### Given passage
66. The method of claim 65, wherein the downhole signal is from a
casing collar locator.
67. The method of claim 66 further comprising: providing a vibrator
comprising a piston scaled inside a cylinder, the piston being
axially movable from a lower position within the cylinder to an
upper position in the cylinder; a sensor adapted to send a first
signal to a controller when detecting a casing collar, the
controller adapted to move the piston within the cylinder for a
predetermined time interval when the sensor detects the casing
collar, thus causing the vibrator to vibrate vertically on the pipe
to generate the downhole signal; and generating the downhole signal
when the casing collar locator detects a casing collar.
68. The method of claim 66, wherein analyzing the inaudible or
essentially inaudible data comprises spectrum analysis.
69. The method of claim 68, wherein the spectrum analysis comprises
organizing the load cell data into frequency bins and selecting low
frequency bins.
70. The method of claim 69, wherein the analysis comprises
generating a difference signal representative of the change in
intensity for the low frequency bins.

### Data lines
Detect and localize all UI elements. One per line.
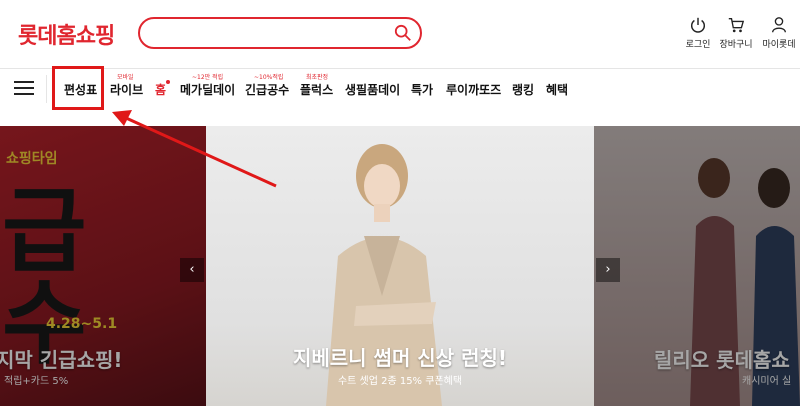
category-nav: 편성표 모바일 라이브 홈 ~12만 적립 메가딜데이 ~10%적립 긴급공수 … bbox=[0, 68, 800, 108]
nav-divider bbox=[46, 75, 47, 103]
hamburger-menu-icon[interactable] bbox=[14, 81, 34, 97]
slide-subtitle: 수트 셋업 2종 15% 쿠폰혜택 bbox=[337, 376, 463, 387]
logo[interactable]: 롯데홈쇼핑 bbox=[18, 18, 115, 50]
banner-slide-prev[interactable]: 쇼핑타임 급 수 4.28~5.1 지막 긴급쇼핑! 적립+카드 5% bbox=[0, 126, 206, 406]
nav-item-flux[interactable]: 플럭스 bbox=[300, 81, 333, 98]
nav-item-schedule[interactable]: 편성표 bbox=[64, 81, 97, 98]
slide-dim-overlay bbox=[594, 126, 800, 406]
search-icon[interactable] bbox=[394, 24, 412, 42]
slide-title: 지베르니 썸머 신상 런칭! bbox=[292, 346, 507, 370]
carousel-prev-button[interactable]: ‹ bbox=[180, 258, 204, 282]
nav-badge-megadeal: ~12만 적립 bbox=[192, 74, 224, 81]
nav-item-live[interactable]: 라이브 bbox=[110, 81, 143, 98]
nav-item-megadeal[interactable]: 메가딜데이 bbox=[180, 81, 235, 98]
banner-slide-current[interactable]: 지베르니 썸머 신상 런칭! 수트 셋업 2종 15% 쿠폰혜택 bbox=[206, 126, 594, 406]
nav-badge-live: 모바일 bbox=[117, 74, 134, 81]
power-icon bbox=[690, 17, 706, 33]
nav-item-essentials[interactable]: 생필품데이 bbox=[345, 81, 400, 98]
user-icon bbox=[772, 17, 786, 33]
mylotte-label: 마이롯데 bbox=[762, 40, 796, 50]
nav-item-home[interactable]: 홈 bbox=[155, 81, 166, 98]
cart-label: 장바구니 bbox=[719, 40, 753, 50]
cart-icon bbox=[728, 18, 745, 33]
nav-item-louis[interactable]: 루이까또즈 bbox=[446, 81, 501, 98]
nav-item-urgent[interactable]: 긴급공수 bbox=[245, 81, 289, 98]
search-bar[interactable] bbox=[138, 17, 422, 49]
nav-badge-flux: 최초판정 bbox=[306, 74, 329, 81]
banner-slide-next[interactable]: 릴리오 롯데홈쇼 캐시미어 실 bbox=[594, 126, 800, 406]
new-dot-icon bbox=[166, 80, 170, 84]
nav-item-special[interactable]: 특가 bbox=[411, 81, 433, 98]
nav-item-ranking[interactable]: 랭킹 bbox=[512, 81, 534, 98]
search-input[interactable] bbox=[154, 24, 394, 42]
mylotte-button[interactable]: 마이롯데 bbox=[755, 16, 800, 50]
header: 롯데홈쇼핑 로그인 장바구니 마이롯데 bbox=[0, 0, 800, 68]
slide-dim-overlay bbox=[0, 126, 206, 406]
main-banner-carousel: 쇼핑타임 급 수 4.28~5.1 지막 긴급쇼핑! 적립+카드 5% 지베르니… bbox=[0, 126, 800, 406]
nav-item-benefits[interactable]: 혜택 bbox=[546, 81, 568, 98]
nav-badge-urgent: ~10%적립 bbox=[254, 74, 284, 81]
carousel-next-button[interactable]: › bbox=[596, 258, 620, 282]
cart-button[interactable]: 장바구니 bbox=[712, 16, 760, 50]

### What is being asked
Reproduce the patent claims above word for word, from claim 66 through claim 70.

### Correct response
66. The method of claim 65, wherein the downhole signal is from a
casing collar locator.
67. The method of claim 66 further comprising: providing a vibrator
comprising a piston scaled inside a cylinder, the piston being
axially movable from a lower position within the cylinder to an
upper position in the cylinder; a sensor adapted to send a first
signal to a controller when detecting a casing collar, the
controller adapted to move the piston within the cylinder for a
predetermined time interval when the sensor detects the casing
collar, thus causing the vibrator to vibrate vertically on the pipe
to generate the downhole signal; and generating the downhole signal
when the casing collar locator detects a casing collar.
68. The method of claim 66, wherein analyzing the inaudible or
essentially inaudible data comprises spectrum analysis.
69. The method of claim 68, wherein the spectrum analysis comprises
organizing the load cell data into frequency bins and selecting low
frequency bins.
70. The method of claim 69, wherein the analysis comprises
generating a difference signal representative of the change in
intensity for the low frequency bins.